EXERCISE: Write out all of the records precisely. Skip anything that is a picture.

DATA TO USE:
- - - -
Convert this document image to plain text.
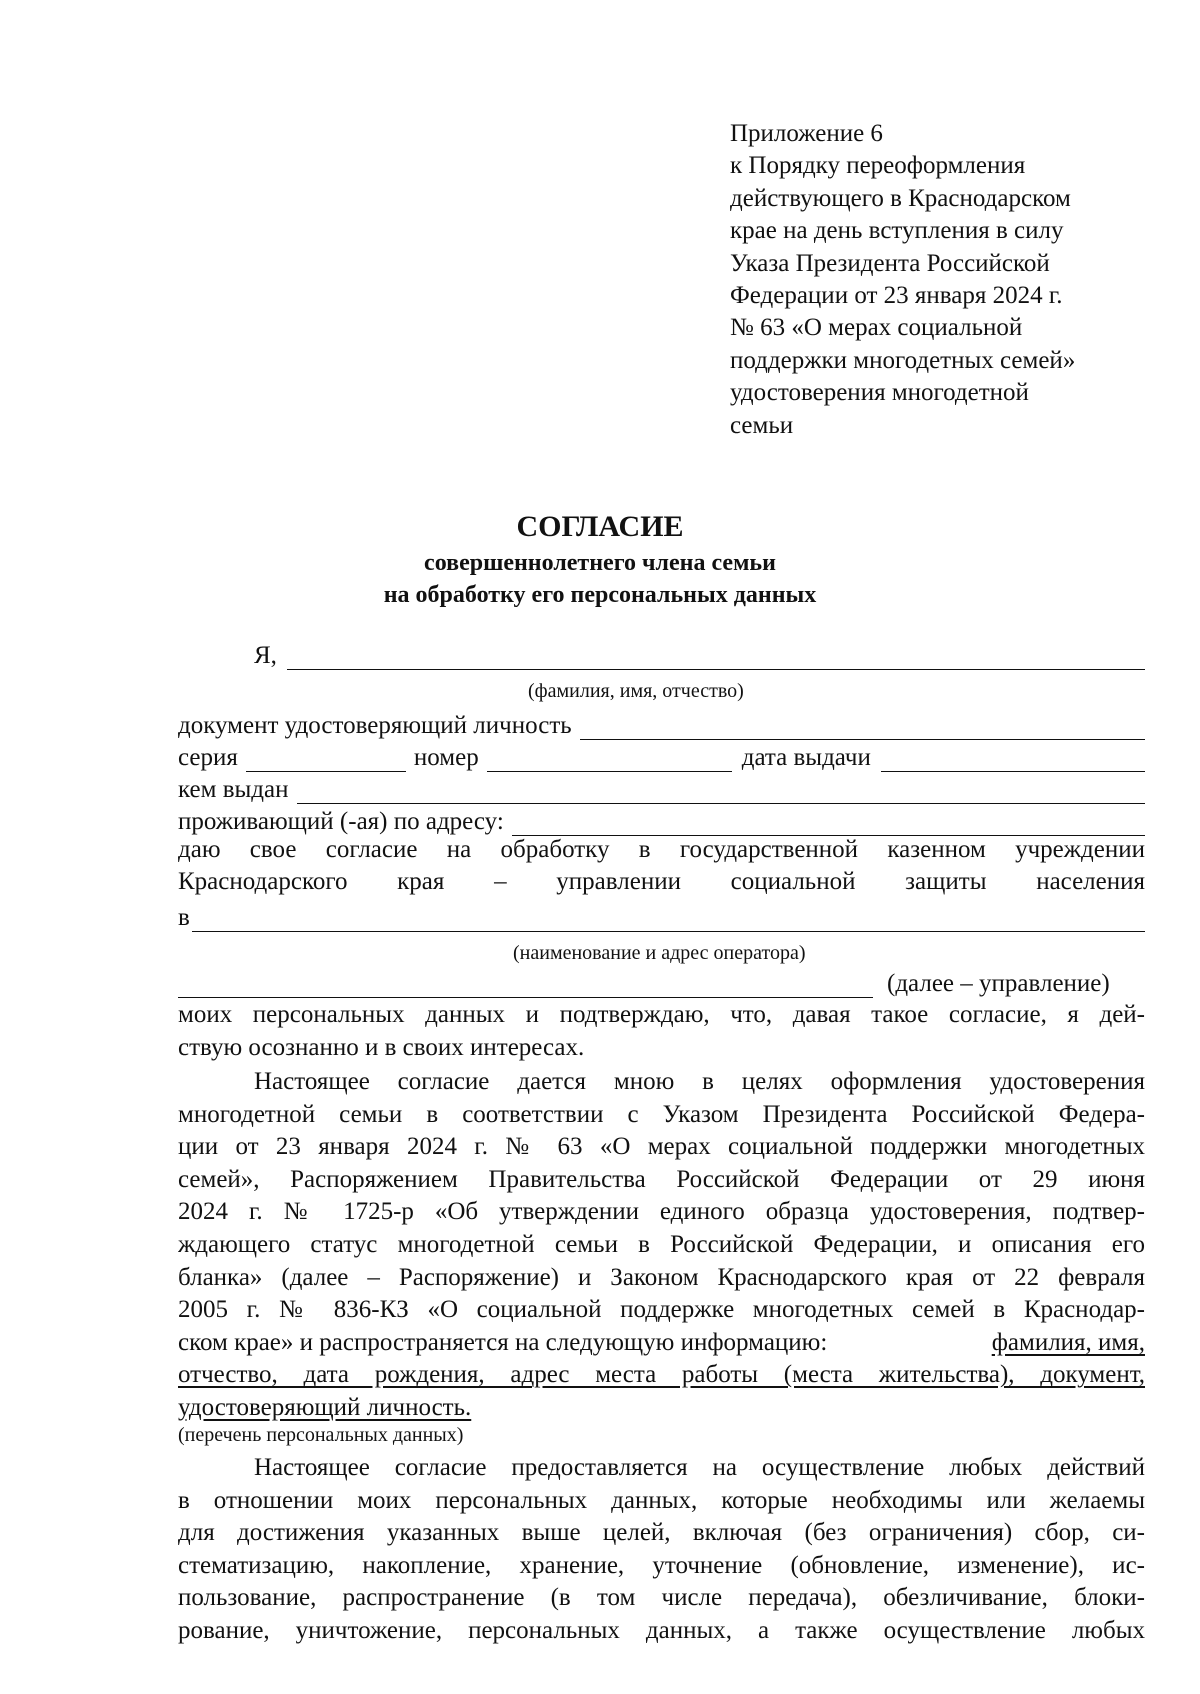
Приложение 6
к Порядку переоформления
действующего в Краснодарском
крае на день вступления в силу
Указа Президента Российской
Федерации от 23 января 2024 г.
№ 63 «О мерах социальной
поддержки многодетных семей»
удостоверения многодетной
семьи
СОГЛАСИЕ
совершеннолетнего члена семьи
на обработку его персональных данных
Я,
(фамилия, имя, отчество)
документ удостоверяющий личность
серия	номер	дата выдачи
кем выдан
проживающий (-ая) по адресу:
даю свое согласие на обработку в государственной казенном учреждении
Краснодарского края – управлении социальной защиты населения
в
(наименование и адрес оператора)
(далее – управление)
моих персональных данных и подтверждаю, что, давая такое согласие, я дей-
ствую осознанно и в своих интересах.
Настоящее согласие дается мною в целях оформления удостоверения
многодетной семьи в соответствии с Указом Президента Российской Федера-
ции от 23 января 2024 г. № 63 «О мерах социальной поддержки многодетных
семей», Распоряжением Правительства Российской Федерации от 29 июня
2024 г. № 1725-р «Об утверждении единого образца удостоверения, подтвер-
ждающего статус многодетной семьи в Российской Федерации, и описания его
бланка» (далее – Распоряжение) и Законом Краснодарского края от 22 февраля
2005 г. № 836-КЗ «О социальной поддержке многодетных семей в Краснодар-
ском крае» и распространяется на следующую информацию:	фамилия, имя,
отчество, дата рождения, адрес места работы (места жительства), документ,
удостоверяющий личность.
(перечень персональных данных)
Настоящее согласие предоставляется на осуществление любых действий
в отношении моих персональных данных, которые необходимы или желаемы
для достижения указанных выше целей, включая (без ограничения) сбор, си-
стематизацию, накопление, хранение, уточнение (обновление, изменение), ис-
пользование, распространение (в том числе передача), обезличивание, блоки-
рование, уничтожение, персональных данных, а также осуществление любых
- - - -
FINISHED TASK:
Convert this document image to plain text.
Приложение 6
к Порядку переоформления
действующего в Краснодарском
крае на день вступления в силу
Указа Президента Российской
Федерации от 23 января 2024 г.
№ 63 «О мерах социальной
поддержки многодетных семей»
удостоверения многодетной
семьи
СОГЛАСИЕ
совершеннолетнего члена семьи
на обработку его персональных данных
Я,
(фамилия, имя, отчество)
документ удостоверяющий личность
серия	номер	дата выдачи
кем выдан
проживающий (-ая) по адресу:
даю свое согласие на обработку в государственной казенном учреждении
Краснодарского края – управлении социальной защиты населения
в
(наименование и адрес оператора)
(далее – управление)
моих персональных данных и подтверждаю, что, давая такое согласие, я дей-
ствую осознанно и в своих интересах.
Настоящее согласие дается мною в целях оформления удостоверения
многодетной семьи в соответствии с Указом Президента Российской Федера-
ции от 23 января 2024 г. № 63 «О мерах социальной поддержки многодетных
семей», Распоряжением Правительства Российской Федерации от 29 июня
2024 г. № 1725-р «Об утверждении единого образца удостоверения, подтвер-
ждающего статус многодетной семьи в Российской Федерации, и описания его
бланка» (далее – Распоряжение) и Законом Краснодарского края от 22 февраля
2005 г. № 836-КЗ «О социальной поддержке многодетных семей в Краснодар-
ском крае» и распространяется на следующую информацию:	фамилия, имя,
отчество, дата рождения, адрес места работы (места жительства), документ,
удостоверяющий личность.
(перечень персональных данных)
Настоящее согласие предоставляется на осуществление любых действий
в отношении моих персональных данных, которые необходимы или желаемы
для достижения указанных выше целей, включая (без ограничения) сбор, си-
стематизацию, накопление, хранение, уточнение (обновление, изменение), ис-
пользование, распространение (в том числе передача), обезличивание, блоки-
рование, уничтожение, персональных данных, а также осуществление любых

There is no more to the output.